(Problem statement): Write out all the material exactly. Leave nothing out.

Collected data
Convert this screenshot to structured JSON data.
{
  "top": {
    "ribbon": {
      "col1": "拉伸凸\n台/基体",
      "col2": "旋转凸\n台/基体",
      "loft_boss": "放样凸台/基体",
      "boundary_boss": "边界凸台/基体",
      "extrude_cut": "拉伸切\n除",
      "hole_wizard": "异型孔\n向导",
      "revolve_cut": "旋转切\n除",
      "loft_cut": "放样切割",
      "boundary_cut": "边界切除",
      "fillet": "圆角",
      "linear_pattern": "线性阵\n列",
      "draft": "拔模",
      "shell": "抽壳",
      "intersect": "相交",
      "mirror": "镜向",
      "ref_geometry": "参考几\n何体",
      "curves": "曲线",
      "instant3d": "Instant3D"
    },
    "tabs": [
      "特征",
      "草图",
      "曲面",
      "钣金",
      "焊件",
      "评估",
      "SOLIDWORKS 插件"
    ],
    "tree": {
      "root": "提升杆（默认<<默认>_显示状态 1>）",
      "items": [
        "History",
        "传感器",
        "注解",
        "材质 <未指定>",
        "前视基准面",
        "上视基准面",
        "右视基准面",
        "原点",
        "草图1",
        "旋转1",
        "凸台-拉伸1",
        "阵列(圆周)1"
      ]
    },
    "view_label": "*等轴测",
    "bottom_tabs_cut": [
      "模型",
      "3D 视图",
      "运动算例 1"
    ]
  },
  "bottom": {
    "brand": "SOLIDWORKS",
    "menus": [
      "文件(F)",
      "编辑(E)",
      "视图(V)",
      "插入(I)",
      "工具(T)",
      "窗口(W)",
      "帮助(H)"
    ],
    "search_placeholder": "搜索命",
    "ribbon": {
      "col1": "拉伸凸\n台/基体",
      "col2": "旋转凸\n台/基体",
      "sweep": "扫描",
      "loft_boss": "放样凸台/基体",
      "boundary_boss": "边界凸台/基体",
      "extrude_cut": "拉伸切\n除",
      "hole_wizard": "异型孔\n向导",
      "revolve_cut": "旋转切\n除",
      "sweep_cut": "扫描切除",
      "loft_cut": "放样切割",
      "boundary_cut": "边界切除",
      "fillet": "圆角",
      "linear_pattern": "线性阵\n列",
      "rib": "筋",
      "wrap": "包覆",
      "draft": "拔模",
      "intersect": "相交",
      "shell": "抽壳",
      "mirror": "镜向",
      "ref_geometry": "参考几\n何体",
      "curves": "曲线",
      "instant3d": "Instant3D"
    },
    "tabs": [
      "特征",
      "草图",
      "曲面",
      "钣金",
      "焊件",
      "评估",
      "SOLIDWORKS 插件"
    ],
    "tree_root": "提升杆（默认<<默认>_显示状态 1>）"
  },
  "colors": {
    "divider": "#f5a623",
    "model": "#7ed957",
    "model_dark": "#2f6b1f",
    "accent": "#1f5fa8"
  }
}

(Task answer):
Convert this screenshot to structured JSON data.
{
  "top": {
    "ribbon": {
      "col1": "拉伸凸\n台/基体",
      "col2": "旋转凸\n台/基体",
      "loft_boss": "放样凸台/基体",
      "boundary_boss": "边界凸台/基体",
      "extrude_cut": "拉伸切\n除",
      "hole_wizard": "异型孔\n向导",
      "revolve_cut": "旋转切\n除",
      "loft_cut": "放样切割",
      "boundary_cut": "边界切除",
      "fillet": "圆角",
      "linear_pattern": "线性阵\n列",
      "draft": "拔模",
      "shell": "抽壳",
      "intersect": "相交",
      "mirror": "镜向",
      "ref_geometry": "参考几\n何体",
      "curves": "曲线",
      "instant3d": "Instant3D"
    },
    "tabs": [
      "特征",
      "草图",
      "曲面",
      "钣金",
      "焊件",
      "评估",
      "SOLIDWORKS 插件"
    ],
    "tree": {
      "root": "提升杆（默认<<默认>_显示状态 1>）",
      "items": [
        "History",
        "传感器",
        "注解",
        "材质 <未指定>",
        "前视基准面",
        "上视基准面",
        "右视基准面",
        "原点",
        "草图1",
        "旋转1",
        "凸台-拉伸1",
        "阵列(圆周)1"
      ]
    },
    "view_label": "*等轴测",
    "bottom_tabs_cut": [
      "模型",
      "3D 视图",
      "运动算例 1"
    ]
  },
  "bottom": {
    "brand": "SOLIDWORKS",
    "menus": [
      "文件(F)",
      "编辑(E)",
      "视图(V)",
      "插入(I)",
      "工具(T)",
      "窗口(W)",
      "帮助(H)"
    ],
    "search_placeholder": "搜索命",
    "ribbon": {
      "col1": "拉伸凸\n台/基体",
      "col2": "旋转凸\n台/基体",
      "sweep": "扫描",
      "loft_boss": "放样凸台/基体",
      "boundary_boss": "边界凸台/基体",
      "extrude_cut": "拉伸切\n除",
      "hole_wizard": "异型孔\n向导",
      "revolve_cut": "旋转切\n除",
      "sweep_cut": "扫描切除",
      "loft_cut": "放样切割",
      "boundary_cut": "边界切除",
      "fillet": "圆角",
      "linear_pattern": "线性阵\n列",
      "rib": "筋",
      "wrap": "包覆",
      "draft": "拔模",
      "intersect": "相交",
      "shell": "抽壳",
      "mirror": "镜向",
      "ref_geometry": "参考几\n何体",
      "curves": "曲线",
      "instant3d": "Instant3D"
    },
    "tabs": [
      "特征",
      "草图",
      "曲面",
      "钣金",
      "焊件",
      "评估",
      "SOLIDWORKS 插件"
    ],
    "tree_root": "提升杆（默认<<默认>_显示状态 1>）"
  },
  "colors": {
    "divider": "#f5a623",
    "model": "#7ed957",
    "model_dark": "#2f6b1f",
    "accent": "#1f5fa8"
  }
}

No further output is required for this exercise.